** START **

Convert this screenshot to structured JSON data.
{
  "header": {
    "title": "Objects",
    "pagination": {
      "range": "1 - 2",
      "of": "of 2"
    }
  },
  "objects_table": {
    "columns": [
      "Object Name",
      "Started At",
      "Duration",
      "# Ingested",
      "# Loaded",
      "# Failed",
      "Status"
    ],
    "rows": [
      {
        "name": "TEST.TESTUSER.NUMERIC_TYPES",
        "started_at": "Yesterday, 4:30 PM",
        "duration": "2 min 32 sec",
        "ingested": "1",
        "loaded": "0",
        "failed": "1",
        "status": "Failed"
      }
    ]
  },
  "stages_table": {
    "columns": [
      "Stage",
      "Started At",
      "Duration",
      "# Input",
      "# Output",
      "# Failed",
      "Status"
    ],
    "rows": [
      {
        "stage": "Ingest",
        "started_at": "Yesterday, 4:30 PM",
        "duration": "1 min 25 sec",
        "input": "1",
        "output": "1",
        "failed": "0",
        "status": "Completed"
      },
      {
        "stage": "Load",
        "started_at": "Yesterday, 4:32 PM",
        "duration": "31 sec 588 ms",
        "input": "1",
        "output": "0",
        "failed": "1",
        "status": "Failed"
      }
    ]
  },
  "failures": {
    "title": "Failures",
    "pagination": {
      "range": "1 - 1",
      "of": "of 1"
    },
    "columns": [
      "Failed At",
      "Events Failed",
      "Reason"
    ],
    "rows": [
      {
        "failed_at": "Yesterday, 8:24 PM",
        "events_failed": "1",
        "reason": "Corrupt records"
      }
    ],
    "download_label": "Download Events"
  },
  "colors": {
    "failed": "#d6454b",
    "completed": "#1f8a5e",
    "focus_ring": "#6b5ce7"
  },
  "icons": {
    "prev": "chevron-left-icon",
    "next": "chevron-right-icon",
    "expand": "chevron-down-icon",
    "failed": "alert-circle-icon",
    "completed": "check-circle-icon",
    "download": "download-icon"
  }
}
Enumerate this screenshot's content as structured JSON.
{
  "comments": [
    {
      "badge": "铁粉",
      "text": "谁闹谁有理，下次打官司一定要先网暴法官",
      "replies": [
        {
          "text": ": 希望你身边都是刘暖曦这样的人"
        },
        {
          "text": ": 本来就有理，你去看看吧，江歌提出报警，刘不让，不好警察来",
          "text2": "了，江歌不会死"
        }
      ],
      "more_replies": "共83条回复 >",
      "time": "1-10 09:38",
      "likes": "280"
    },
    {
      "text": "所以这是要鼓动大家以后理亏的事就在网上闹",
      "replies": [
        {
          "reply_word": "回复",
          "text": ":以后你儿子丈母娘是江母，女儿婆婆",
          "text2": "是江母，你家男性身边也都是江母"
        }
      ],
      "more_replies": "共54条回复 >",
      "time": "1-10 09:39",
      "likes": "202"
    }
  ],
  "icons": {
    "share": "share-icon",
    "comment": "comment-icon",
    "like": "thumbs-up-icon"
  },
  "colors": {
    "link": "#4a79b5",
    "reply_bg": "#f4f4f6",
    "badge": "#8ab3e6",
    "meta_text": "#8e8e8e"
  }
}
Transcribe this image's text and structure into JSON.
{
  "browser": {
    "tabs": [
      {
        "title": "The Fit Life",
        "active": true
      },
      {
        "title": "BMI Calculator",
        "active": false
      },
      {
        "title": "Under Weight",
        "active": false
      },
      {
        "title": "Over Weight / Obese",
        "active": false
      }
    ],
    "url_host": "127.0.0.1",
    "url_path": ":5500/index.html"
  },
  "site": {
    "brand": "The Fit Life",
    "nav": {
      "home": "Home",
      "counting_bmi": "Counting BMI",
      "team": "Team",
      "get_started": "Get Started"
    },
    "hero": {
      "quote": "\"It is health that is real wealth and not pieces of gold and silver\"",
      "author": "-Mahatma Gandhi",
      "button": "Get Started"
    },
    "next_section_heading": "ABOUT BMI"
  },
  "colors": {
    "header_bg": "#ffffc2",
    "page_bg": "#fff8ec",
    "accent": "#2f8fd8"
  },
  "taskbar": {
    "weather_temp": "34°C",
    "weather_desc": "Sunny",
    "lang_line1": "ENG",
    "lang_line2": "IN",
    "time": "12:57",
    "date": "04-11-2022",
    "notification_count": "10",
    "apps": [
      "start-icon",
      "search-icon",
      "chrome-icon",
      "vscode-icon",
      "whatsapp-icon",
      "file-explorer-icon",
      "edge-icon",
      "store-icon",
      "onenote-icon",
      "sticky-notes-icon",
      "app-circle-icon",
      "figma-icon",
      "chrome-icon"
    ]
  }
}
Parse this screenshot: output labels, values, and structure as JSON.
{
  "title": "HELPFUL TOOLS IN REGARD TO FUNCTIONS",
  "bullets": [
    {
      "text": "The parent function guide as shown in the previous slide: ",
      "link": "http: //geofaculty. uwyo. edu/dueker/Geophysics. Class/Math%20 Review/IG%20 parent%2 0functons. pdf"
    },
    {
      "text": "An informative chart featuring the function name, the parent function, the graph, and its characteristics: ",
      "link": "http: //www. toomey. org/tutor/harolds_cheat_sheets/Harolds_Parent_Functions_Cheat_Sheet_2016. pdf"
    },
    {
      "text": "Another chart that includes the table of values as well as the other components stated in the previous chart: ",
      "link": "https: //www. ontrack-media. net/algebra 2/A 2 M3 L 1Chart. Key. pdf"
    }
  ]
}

** END **

- **What is needed**
Write each line above out exactly.

- **Written reply**
Convert this screenshot to structured JSON data.
{
  "header": {
    "title": "Objects",
    "pagination": {
      "range": "1 - 2",
      "of": "of 2"
    }
  },
  "objects_table": {
    "columns": [
      "Object Name",
      "Started At",
      "Duration",
      "# Ingested",
      "# Loaded",
      "# Failed",
      "Status"
    ],
    "rows": [
      {
        "name": "TEST.TESTUSER.NUMERIC_TYPES",
        "started_at": "Yesterday, 4:30 PM",
        "duration": "2 min 32 sec",
        "ingested": "1",
        "loaded": "0",
        "failed": "1",
        "status": "Failed"
      }
    ]
  },
  "stages_table": {
    "columns": [
      "Stage",
      "Started At",
      "Duration",
      "# Input",
      "# Output",
      "# Failed",
      "Status"
    ],
    "rows": [
      {
        "stage": "Ingest",
        "started_at": "Yesterday, 4:30 PM",
        "duration": "1 min 25 sec",
        "input": "1",
        "output": "1",
        "failed": "0",
        "status": "Completed"
      },
      {
        "stage": "Load",
        "started_at": "Yesterday, 4:32 PM",
        "duration": "31 sec 588 ms",
        "input": "1",
        "output": "0",
        "failed": "1",
        "status": "Failed"
      }
    ]
  },
  "failures": {
    "title": "Failures",
    "pagination": {
      "range": "1 - 1",
      "of": "of 1"
    },
    "columns": [
      "Failed At",
      "Events Failed",
      "Reason"
    ],
    "rows": [
      {
        "failed_at": "Yesterday, 8:24 PM",
        "events_failed": "1",
        "reason": "Corrupt records"
      }
    ],
    "download_label": "Download Events"
  },
  "colors": {
    "failed": "#d6454b",
    "completed": "#1f8a5e",
    "focus_ring": "#6b5ce7"
  },
  "icons": {
    "prev": "chevron-left-icon",
    "next": "chevron-right-icon",
    "expand": "chevron-down-icon",
    "failed": "alert-circle-icon",
    "completed": "check-circle-icon",
    "download": "download-icon"
  }
}
Enumerate this screenshot's content as structured JSON.
{
  "comments": [
    {
      "badge": "铁粉",
      "text": "谁闹谁有理，下次打官司一定要先网暴法官",
      "replies": [
        {
          "text": ": 希望你身边都是刘暖曦这样的人"
        },
        {
          "text": ": 本来就有理，你去看看吧，江歌提出报警，刘不让，不好警察来",
          "text2": "了，江歌不会死"
        }
      ],
      "more_replies": "共83条回复 >",
      "time": "1-10 09:38",
      "likes": "280"
    },
    {
      "text": "所以这是要鼓动大家以后理亏的事就在网上闹",
      "replies": [
        {
          "reply_word": "回复",
          "text": ":以后你儿子丈母娘是江母，女儿婆婆",
          "text2": "是江母，你家男性身边也都是江母"
        }
      ],
      "more_replies": "共54条回复 >",
      "time": "1-10 09:39",
      "likes": "202"
    }
  ],
  "icons": {
    "share": "share-icon",
    "comment": "comment-icon",
    "like": "thumbs-up-icon"
  },
  "colors": {
    "link": "#4a79b5",
    "reply_bg": "#f4f4f6",
    "badge": "#8ab3e6",
    "meta_text": "#8e8e8e"
  }
}
Transcribe this image's text and structure into JSON.
{
  "browser": {
    "tabs": [
      {
        "title": "The Fit Life",
        "active": true
      },
      {
        "title": "BMI Calculator",
        "active": false
      },
      {
        "title": "Under Weight",
        "active": false
      },
      {
        "title": "Over Weight / Obese",
        "active": false
      }
    ],
    "url_host": "127.0.0.1",
    "url_path": ":5500/index.html"
  },
  "site": {
    "brand": "The Fit Life",
    "nav": {
      "home": "Home",
      "counting_bmi": "Counting BMI",
      "team": "Team",
      "get_started": "Get Started"
    },
    "hero": {
      "quote": "\"It is health that is real wealth and not pieces of gold and silver\"",
      "author": "-Mahatma Gandhi",
      "button": "Get Started"
    },
    "next_section_heading": "ABOUT BMI"
  },
  "colors": {
    "header_bg": "#ffffc2",
    "page_bg": "#fff8ec",
    "accent": "#2f8fd8"
  },
  "taskbar": {
    "weather_temp": "34°C",
    "weather_desc": "Sunny",
    "lang_line1": "ENG",
    "lang_line2": "IN",
    "time": "12:57",
    "date": "04-11-2022",
    "notification_count": "10",
    "apps": [
      "start-icon",
      "search-icon",
      "chrome-icon",
      "vscode-icon",
      "whatsapp-icon",
      "file-explorer-icon",
      "edge-icon",
      "store-icon",
      "onenote-icon",
      "sticky-notes-icon",
      "app-circle-icon",
      "figma-icon",
      "chrome-icon"
    ]
  }
}
Parse this screenshot: output labels, values, and structure as JSON.
{
  "title": "HELPFUL TOOLS IN REGARD TO FUNCTIONS",
  "bullets": [
    {
      "text": "The parent function guide as shown in the previous slide: ",
      "link": "http: //geofaculty. uwyo. edu/dueker/Geophysics. Class/Math%20 Review/IG%20 parent%2 0functons. pdf"
    },
    {
      "text": "An informative chart featuring the function name, the parent function, the graph, and its characteristics: ",
      "link": "http: //www. toomey. org/tutor/harolds_cheat_sheets/Harolds_Parent_Functions_Cheat_Sheet_2016. pdf"
    },
    {
      "text": "Another chart that includes the table of values as well as the other components stated in the previous chart: ",
      "link": "https: //www. ontrack-media. net/algebra 2/A 2 M3 L 1Chart. Key. pdf"
    }
  ]
}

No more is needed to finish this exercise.